Each entry below should be echoed exactly, with pictures omitted.

-- BEGIN --

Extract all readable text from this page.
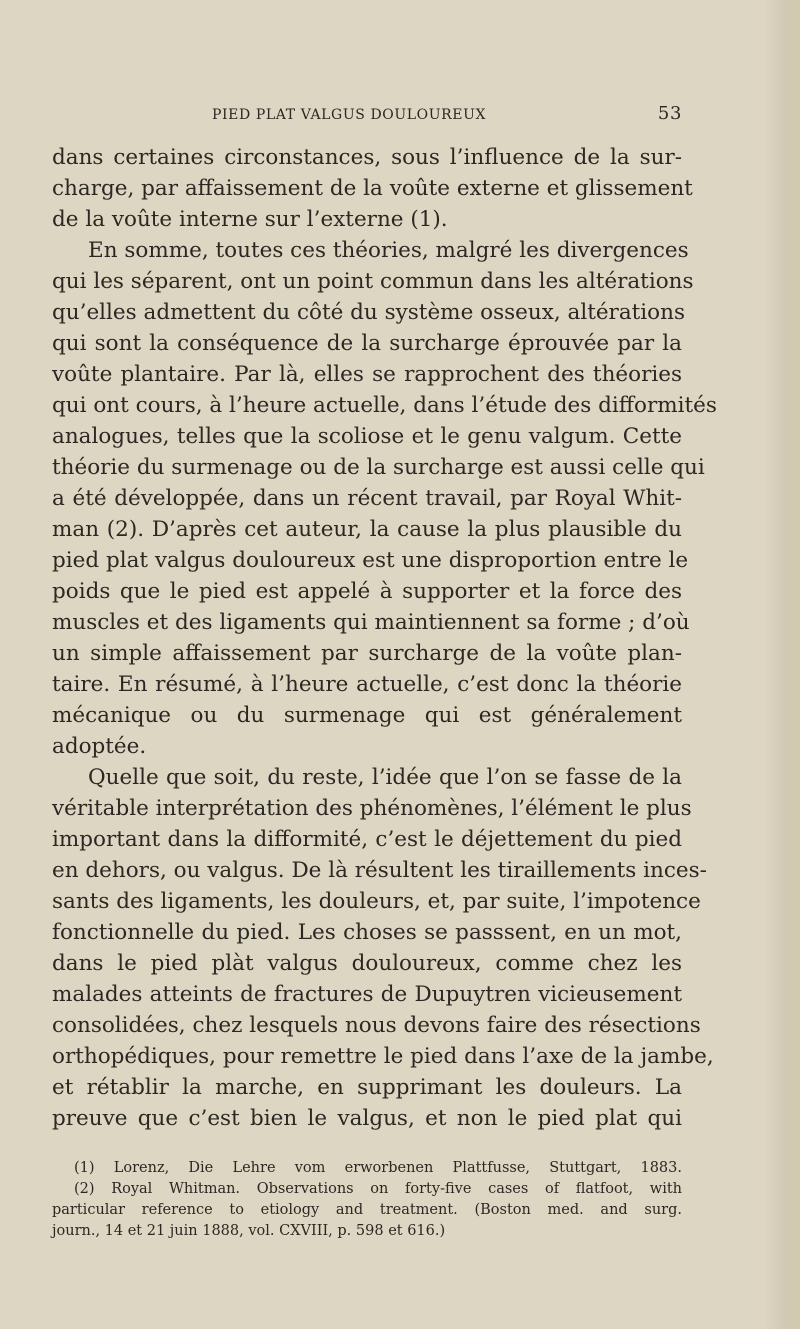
PIED PLAT VALGUS DOULOUREUX	53
dans certaines circonstances, sous l’influence de la sur-
charge, par affaissement de la voûte externe et glissement
de la voûte interne sur l’externe (1).
En somme, toutes ces théories, malgré les divergences
qui les séparent, ont un point commun dans les altérations
qu’elles admettent du côté du système osseux, altérations
qui sont la conséquence de la surcharge éprouvée par la
voûte plantaire. Par là, elles se rapprochent des théories
qui ont cours, à l’heure actuelle, dans l’étude des difformités
analogues, telles que la scoliose et le genu valgum. Cette
théorie du surmenage ou de la surcharge est aussi celle qui
a été développée, dans un récent travail, par Royal Whit-
man (2). D’après cet auteur, la cause la plus plausible du
pied plat valgus douloureux est une disproportion entre le
poids que le pied est appelé à supporter et la force des
muscles et des ligaments qui maintiennent sa forme ; d’où
un simple affaissement par surcharge de la voûte plan-
taire. En résumé, à l’heure actuelle, c’est donc la théorie
mécanique ou du surmenage qui est généralement
adoptée.
Quelle que soit, du reste, l’idée que l’on se fasse de la
véritable interprétation des phénomènes, l’élément le plus
important dans la difformité, c’est le déjettement du pied
en dehors, ou valgus. De là résultent les tiraillements inces-
sants des ligaments, les douleurs, et, par suite, l’impotence
fonctionnelle du pied. Les choses se passsent, en un mot,
dans le pied plàt valgus douloureux, comme chez les
malades atteints de fractures de Dupuytren vicieusement
consolidées, chez lesquels nous devons faire des résections
orthopédiques, pour remettre le pied dans l’axe de la jambe,
et rétablir la marche, en supprimant les douleurs. La
preuve que c’est bien le valgus, et non le pied plat qui
(1) Lorenz, Die Lehre vom erworbenen Plattfusse, Stuttgart, 1883.
(2) Royal Whitman. Observations on forty-five cases of flatfoot, with
particular reference to etiology and treatment. (Boston med. and surg.
journ., 14 et 21 juin 1888, vol. CXVIII, p. 598 et 616.)
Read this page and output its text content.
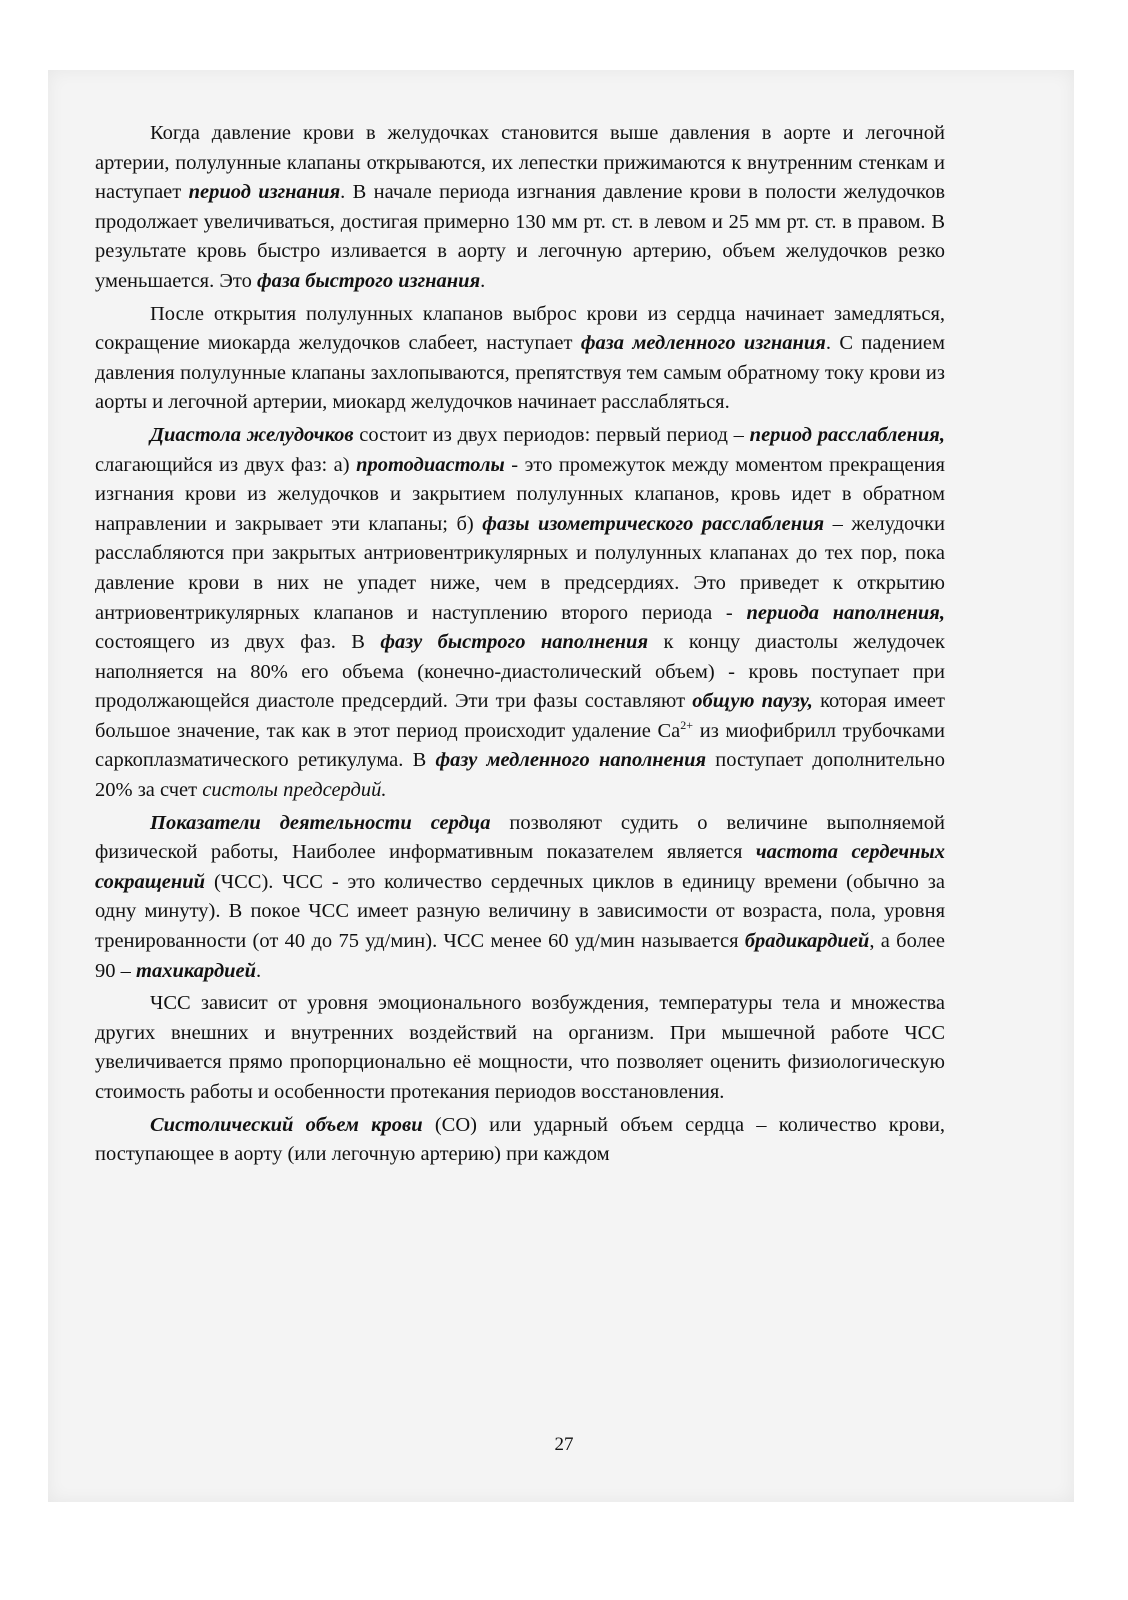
Когда давление крови в желудочках становится выше давления в аорте и легочной артерии, полулунные клапаны открываются, их лепестки прижимаются к внутренним стенкам и наступает период изгнания. В начале периода изгнания давление крови в полости желудочков продолжает увеличиваться, достигая примерно 130 мм рт. ст. в левом и 25 мм рт. ст. в правом. В результате кровь быстро изливается в аорту и легочную артерию, объем желудочков резко уменьшается. Это фаза быстрого изгнания.

После открытия полулунных клапанов выброс крови из сердца начинает замедляться, сокращение миокарда желудочков слабеет, наступает фаза медленного изгнания. С падением давления полулунные клапаны захлопываются, препятствуя тем самым обратному току крови из аорты и легочной артерии, миокард желудочков начинает расслабляться.

Диастола желудочков состоит из двух периодов: первый период – период расслабления, слагающийся из двух фаз: а) протодиастолы - это промежуток между моментом прекращения изгнания крови из желудочков и закрытием полулунных клапанов, кровь идет в обратном направлении и закрывает эти клапаны; б) фазы изометрического расслабления – желудочки расслабляются при закрытых антриовентрикулярных и полулунных клапанах до тех пор, пока давление крови в них не упадет ниже, чем в предсердиях. Это приведет к открытию антриовентрикулярных клапанов и наступлению второго периода - периода наполнения, состоящего из двух фаз. В фазу быстрого наполнения к концу диастолы желудочек наполняется на 80% его объема (конечно-диастолический объем) - кровь поступает при продолжающейся диастоле предсердий. Эти три фазы составляют общую паузу, которая имеет большое значение, так как в этот период происходит удаление $Ca^{2+}$ из миофибрилл трубочками саркоплазматического ретикулума. В фазу медленного наполнения поступает дополнительно 20% за счет систолы предсердий.

Показатели деятельности сердца позволяют судить о величине выполняемой физической работы, Наиболее информативным показателем является частота сердечных сокращений (ЧСС). ЧСС - это количество сердечных циклов в единицу времени (обычно за одну минуту). В покое ЧСС имеет разную величину в зависимости от возраста, пола, уровня тренированности (от 40 до 75 уд/мин). ЧСС менее 60 уд/мин называется брадикардией, а более 90 – тахикардией.

ЧСС зависит от уровня эмоционального возбуждения, температуры тела и множества других внешних и внутренних воздействий на организм. При мышечной работе ЧСС увеличивается прямо пропорционально её мощности, что позволяет оценить физиологическую стоимость работы и особенности протекания периодов восстановления.

Систолический объем крови (СО) или ударный объем сердца – количество крови, поступающее в аорту (или легочную артерию) при каждом

27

-- END --

• _Written solution_
Extract all readable text from this page.
PIED PLAT VALGUS DOULOUREUX	53
dans certaines circonstances, sous l’influence de la sur-
charge, par affaissement de la voûte externe et glissement
de la voûte interne sur l’externe (1).
En somme, toutes ces théories, malgré les divergences
qui les séparent, ont un point commun dans les altérations
qu’elles admettent du côté du système osseux, altérations
qui sont la conséquence de la surcharge éprouvée par la
voûte plantaire. Par là, elles se rapprochent des théories
qui ont cours, à l’heure actuelle, dans l’étude des difformités
analogues, telles que la scoliose et le genu valgum. Cette
théorie du surmenage ou de la surcharge est aussi celle qui
a été développée, dans un récent travail, par Royal Whit-
man (2). D’après cet auteur, la cause la plus plausible du
pied plat valgus douloureux est une disproportion entre le
poids que le pied est appelé à supporter et la force des
muscles et des ligaments qui maintiennent sa forme ; d’où
un simple affaissement par surcharge de la voûte plan-
taire. En résumé, à l’heure actuelle, c’est donc la théorie
mécanique ou du surmenage qui est généralement
adoptée.
Quelle que soit, du reste, l’idée que l’on se fasse de la
véritable interprétation des phénomènes, l’élément le plus
important dans la difformité, c’est le déjettement du pied
en dehors, ou valgus. De là résultent les tiraillements inces-
sants des ligaments, les douleurs, et, par suite, l’impotence
fonctionnelle du pied. Les choses se passsent, en un mot,
dans le pied plàt valgus douloureux, comme chez les
malades atteints de fractures de Dupuytren vicieusement
consolidées, chez lesquels nous devons faire des résections
orthopédiques, pour remettre le pied dans l’axe de la jambe,
et rétablir la marche, en supprimant les douleurs. La
preuve que c’est bien le valgus, et non le pied plat qui
(1) Lorenz, Die Lehre vom erworbenen Plattfusse, Stuttgart, 1883.
(2) Royal Whitman. Observations on forty-five cases of flatfoot, with
particular reference to etiology and treatment. (Boston med. and surg.
journ., 14 et 21 juin 1888, vol. CXVIII, p. 598 et 616.)
Read this page and output its text content.
Когда давление крови в желудочках становится выше давления в аорте и легочной артерии, полулунные клапаны открываются, их лепестки прижимаются к внутренним стенкам и наступает период изгнания. В начале периода изгнания давление крови в полости желудочков продолжает увеличиваться, достигая примерно 130 мм рт. ст. в левом и 25 мм рт. ст. в правом. В результате кровь быстро изливается в аорту и легочную артерию, объем желудочков резко уменьшается. Это фаза быстрого изгнания.

После открытия полулунных клапанов выброс крови из сердца начинает замедляться, сокращение миокарда желудочков слабеет, наступает фаза медленного изгнания. С падением давления полулунные клапаны захлопываются, препятствуя тем самым обратному току крови из аорты и легочной артерии, миокард желудочков начинает расслабляться.

Диастола желудочков состоит из двух периодов: первый период – период расслабления, слагающийся из двух фаз: а) протодиастолы - это промежуток между моментом прекращения изгнания крови из желудочков и закрытием полулунных клапанов, кровь идет в обратном направлении и закрывает эти клапаны; б) фазы изометрического расслабления – желудочки расслабляются при закрытых антриовентрикулярных и полулунных клапанах до тех пор, пока давление крови в них не упадет ниже, чем в предсердиях. Это приведет к открытию антриовентрикулярных клапанов и наступлению второго периода - периода наполнения, состоящего из двух фаз. В фазу быстрого наполнения к концу диастолы желудочек наполняется на 80% его объема (конечно-диастолический объем) - кровь поступает при продолжающейся диастоле предсердий. Эти три фазы составляют общую паузу, которая имеет большое значение, так как в этот период происходит удаление $Ca^{2+}$ из миофибрилл трубочками саркоплазматического ретикулума. В фазу медленного наполнения поступает дополнительно 20% за счет систолы предсердий.

Показатели деятельности сердца позволяют судить о величине выполняемой физической работы, Наиболее информативным показателем является частота сердечных сокращений (ЧСС). ЧСС - это количество сердечных циклов в единицу времени (обычно за одну минуту). В покое ЧСС имеет разную величину в зависимости от возраста, пола, уровня тренированности (от 40 до 75 уд/мин). ЧСС менее 60 уд/мин называется брадикардией, а более 90 – тахикардией.

ЧСС зависит от уровня эмоционального возбуждения, температуры тела и множества других внешних и внутренних воздействий на организм. При мышечной работе ЧСС увеличивается прямо пропорционально её мощности, что позволяет оценить физиологическую стоимость работы и особенности протекания периодов восстановления.

Систолический объем крови (СО) или ударный объем сердца – количество крови, поступающее в аорту (или легочную артерию) при каждом

27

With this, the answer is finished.